[START Material to process]
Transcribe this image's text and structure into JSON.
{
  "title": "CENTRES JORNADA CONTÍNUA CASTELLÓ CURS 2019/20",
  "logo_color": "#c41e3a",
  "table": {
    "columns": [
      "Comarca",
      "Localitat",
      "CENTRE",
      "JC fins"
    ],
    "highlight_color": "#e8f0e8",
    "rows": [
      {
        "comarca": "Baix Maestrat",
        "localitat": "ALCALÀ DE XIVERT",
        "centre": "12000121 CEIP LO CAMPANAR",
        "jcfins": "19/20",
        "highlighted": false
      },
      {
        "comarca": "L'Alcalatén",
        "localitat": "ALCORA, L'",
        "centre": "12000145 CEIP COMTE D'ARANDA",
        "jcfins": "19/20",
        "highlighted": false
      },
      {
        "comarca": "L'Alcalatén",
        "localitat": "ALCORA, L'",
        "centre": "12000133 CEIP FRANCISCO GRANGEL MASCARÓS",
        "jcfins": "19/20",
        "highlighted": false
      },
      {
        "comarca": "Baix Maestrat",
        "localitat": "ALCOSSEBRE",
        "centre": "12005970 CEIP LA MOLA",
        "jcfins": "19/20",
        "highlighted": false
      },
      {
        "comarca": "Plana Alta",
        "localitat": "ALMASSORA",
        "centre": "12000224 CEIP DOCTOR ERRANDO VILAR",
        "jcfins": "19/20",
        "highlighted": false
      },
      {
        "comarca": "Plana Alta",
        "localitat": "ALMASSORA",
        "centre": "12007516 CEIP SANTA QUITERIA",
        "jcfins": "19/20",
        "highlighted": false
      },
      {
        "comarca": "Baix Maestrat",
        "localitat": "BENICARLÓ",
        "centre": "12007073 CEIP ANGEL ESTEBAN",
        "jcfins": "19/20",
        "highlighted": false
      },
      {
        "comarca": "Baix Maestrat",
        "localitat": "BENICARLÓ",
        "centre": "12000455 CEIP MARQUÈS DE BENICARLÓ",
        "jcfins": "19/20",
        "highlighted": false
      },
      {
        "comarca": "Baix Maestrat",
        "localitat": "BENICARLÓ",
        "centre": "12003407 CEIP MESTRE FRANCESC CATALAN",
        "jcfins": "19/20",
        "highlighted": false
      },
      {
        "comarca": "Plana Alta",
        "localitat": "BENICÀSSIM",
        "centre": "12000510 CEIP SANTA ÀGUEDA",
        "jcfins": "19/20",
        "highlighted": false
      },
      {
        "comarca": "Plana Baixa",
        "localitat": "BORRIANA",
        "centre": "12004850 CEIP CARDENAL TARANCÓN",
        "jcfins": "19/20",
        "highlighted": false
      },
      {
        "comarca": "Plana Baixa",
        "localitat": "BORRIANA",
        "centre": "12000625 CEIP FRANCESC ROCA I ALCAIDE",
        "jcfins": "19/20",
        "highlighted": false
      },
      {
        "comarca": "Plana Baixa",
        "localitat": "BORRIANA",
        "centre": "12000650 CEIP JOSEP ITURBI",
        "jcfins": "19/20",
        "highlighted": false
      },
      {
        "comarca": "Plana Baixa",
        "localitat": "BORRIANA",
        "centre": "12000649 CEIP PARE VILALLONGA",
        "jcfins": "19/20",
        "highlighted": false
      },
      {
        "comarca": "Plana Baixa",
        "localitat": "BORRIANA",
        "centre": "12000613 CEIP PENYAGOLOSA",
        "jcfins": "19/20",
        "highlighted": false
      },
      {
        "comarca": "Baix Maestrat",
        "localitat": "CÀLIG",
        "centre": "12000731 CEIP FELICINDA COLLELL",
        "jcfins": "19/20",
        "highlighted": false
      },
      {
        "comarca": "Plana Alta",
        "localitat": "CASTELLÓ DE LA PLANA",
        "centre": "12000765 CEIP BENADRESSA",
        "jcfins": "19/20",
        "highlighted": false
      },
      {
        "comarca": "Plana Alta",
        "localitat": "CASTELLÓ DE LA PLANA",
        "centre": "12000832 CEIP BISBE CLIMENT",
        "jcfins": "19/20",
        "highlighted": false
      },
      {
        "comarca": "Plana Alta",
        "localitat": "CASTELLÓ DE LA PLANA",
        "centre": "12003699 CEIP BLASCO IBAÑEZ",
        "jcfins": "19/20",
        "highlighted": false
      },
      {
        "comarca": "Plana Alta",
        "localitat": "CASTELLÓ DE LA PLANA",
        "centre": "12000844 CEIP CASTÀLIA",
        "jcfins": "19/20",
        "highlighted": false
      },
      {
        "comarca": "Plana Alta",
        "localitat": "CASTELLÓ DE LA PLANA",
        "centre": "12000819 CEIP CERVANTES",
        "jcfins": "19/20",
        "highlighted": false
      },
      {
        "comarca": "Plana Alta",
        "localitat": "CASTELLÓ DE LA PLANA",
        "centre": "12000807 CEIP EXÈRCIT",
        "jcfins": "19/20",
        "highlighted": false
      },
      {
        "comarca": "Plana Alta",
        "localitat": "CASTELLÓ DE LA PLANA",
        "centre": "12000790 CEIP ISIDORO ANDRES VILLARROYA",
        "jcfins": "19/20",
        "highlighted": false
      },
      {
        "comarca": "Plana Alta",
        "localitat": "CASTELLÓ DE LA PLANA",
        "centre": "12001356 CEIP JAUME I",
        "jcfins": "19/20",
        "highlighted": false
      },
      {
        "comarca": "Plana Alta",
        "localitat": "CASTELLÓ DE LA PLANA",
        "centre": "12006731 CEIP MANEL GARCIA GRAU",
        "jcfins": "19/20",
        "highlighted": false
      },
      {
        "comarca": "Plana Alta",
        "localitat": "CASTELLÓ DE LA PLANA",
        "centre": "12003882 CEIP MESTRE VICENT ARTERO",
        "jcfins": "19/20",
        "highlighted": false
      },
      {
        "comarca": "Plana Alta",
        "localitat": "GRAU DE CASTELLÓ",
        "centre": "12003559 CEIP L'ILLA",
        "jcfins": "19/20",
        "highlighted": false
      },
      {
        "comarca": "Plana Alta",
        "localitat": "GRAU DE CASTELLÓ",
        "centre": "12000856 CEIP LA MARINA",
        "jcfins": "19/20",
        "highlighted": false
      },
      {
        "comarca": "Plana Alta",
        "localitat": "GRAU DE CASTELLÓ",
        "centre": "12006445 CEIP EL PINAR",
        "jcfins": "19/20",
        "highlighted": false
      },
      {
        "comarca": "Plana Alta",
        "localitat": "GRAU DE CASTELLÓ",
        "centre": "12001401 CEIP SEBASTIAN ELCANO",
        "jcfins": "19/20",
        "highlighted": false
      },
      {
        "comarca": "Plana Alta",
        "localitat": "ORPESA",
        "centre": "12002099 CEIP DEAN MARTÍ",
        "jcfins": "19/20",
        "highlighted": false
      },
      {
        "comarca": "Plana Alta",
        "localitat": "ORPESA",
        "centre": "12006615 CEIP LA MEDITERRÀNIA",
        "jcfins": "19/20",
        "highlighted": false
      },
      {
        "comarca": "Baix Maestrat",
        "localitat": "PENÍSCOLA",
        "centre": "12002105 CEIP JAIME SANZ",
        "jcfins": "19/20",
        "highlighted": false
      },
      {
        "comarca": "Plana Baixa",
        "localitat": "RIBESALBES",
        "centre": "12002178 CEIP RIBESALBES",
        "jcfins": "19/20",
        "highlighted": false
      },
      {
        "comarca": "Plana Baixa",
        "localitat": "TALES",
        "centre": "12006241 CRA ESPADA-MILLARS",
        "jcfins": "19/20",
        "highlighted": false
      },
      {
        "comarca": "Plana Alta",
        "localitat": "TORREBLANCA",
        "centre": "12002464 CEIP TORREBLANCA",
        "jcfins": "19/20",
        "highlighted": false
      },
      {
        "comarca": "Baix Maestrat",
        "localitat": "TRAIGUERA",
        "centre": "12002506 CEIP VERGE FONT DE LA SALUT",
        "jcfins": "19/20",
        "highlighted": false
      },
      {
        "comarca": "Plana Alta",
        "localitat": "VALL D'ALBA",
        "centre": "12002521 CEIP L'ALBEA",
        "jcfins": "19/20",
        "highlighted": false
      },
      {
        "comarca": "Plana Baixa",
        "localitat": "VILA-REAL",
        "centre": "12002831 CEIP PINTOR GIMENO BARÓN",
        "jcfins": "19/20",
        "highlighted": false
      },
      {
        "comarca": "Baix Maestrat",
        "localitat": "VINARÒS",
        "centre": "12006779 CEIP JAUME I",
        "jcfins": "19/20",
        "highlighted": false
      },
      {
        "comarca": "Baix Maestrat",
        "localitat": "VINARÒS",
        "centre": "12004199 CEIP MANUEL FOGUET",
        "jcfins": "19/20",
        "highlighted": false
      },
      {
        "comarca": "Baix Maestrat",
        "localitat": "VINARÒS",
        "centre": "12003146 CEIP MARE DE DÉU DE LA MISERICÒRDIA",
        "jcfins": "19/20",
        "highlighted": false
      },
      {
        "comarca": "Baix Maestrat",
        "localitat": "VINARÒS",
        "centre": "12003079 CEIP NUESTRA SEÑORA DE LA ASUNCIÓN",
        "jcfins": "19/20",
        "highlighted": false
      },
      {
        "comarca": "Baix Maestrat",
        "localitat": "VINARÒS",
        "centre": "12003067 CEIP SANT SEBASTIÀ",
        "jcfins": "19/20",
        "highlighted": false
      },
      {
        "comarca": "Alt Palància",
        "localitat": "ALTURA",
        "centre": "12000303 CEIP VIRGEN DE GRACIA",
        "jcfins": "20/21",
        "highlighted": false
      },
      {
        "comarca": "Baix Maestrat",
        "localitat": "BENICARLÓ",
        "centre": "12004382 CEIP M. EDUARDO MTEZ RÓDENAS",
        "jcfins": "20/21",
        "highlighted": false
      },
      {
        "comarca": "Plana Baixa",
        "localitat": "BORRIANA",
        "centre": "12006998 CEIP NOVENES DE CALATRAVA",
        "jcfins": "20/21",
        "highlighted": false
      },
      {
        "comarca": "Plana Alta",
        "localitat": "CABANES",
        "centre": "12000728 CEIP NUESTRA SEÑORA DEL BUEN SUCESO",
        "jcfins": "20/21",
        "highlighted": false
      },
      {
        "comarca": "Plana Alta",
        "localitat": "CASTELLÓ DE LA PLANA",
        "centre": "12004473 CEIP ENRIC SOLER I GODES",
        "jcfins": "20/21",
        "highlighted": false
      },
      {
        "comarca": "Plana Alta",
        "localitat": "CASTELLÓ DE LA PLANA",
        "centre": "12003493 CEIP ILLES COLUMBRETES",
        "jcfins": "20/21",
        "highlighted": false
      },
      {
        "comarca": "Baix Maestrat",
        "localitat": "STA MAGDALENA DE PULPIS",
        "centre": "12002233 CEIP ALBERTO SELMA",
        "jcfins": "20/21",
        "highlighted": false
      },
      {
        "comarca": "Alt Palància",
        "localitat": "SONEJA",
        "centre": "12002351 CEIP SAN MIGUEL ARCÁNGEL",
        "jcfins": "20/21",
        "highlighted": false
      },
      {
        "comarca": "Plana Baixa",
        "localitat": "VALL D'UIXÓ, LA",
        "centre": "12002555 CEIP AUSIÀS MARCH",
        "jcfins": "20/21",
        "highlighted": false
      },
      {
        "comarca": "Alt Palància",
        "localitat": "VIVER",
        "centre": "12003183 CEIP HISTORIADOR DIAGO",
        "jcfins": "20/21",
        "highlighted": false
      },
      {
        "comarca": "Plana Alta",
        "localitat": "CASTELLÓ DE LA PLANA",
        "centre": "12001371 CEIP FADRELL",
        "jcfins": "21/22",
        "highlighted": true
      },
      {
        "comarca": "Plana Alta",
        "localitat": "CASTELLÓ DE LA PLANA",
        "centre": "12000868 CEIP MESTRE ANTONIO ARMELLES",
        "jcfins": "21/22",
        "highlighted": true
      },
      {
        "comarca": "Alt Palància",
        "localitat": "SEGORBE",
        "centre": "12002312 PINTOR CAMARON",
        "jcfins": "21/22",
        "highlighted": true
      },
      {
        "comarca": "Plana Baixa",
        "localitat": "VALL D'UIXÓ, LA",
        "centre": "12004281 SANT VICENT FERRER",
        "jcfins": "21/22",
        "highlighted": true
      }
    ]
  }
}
[END Material to process]
What to do: Wherever the string "PINTOR" appears in the entries above, list that line.

Task answer:
        "centre": "12002831 CEIP PINTOR GIMENO BARÓN",
        "centre": "12002312 PINTOR CAMARON",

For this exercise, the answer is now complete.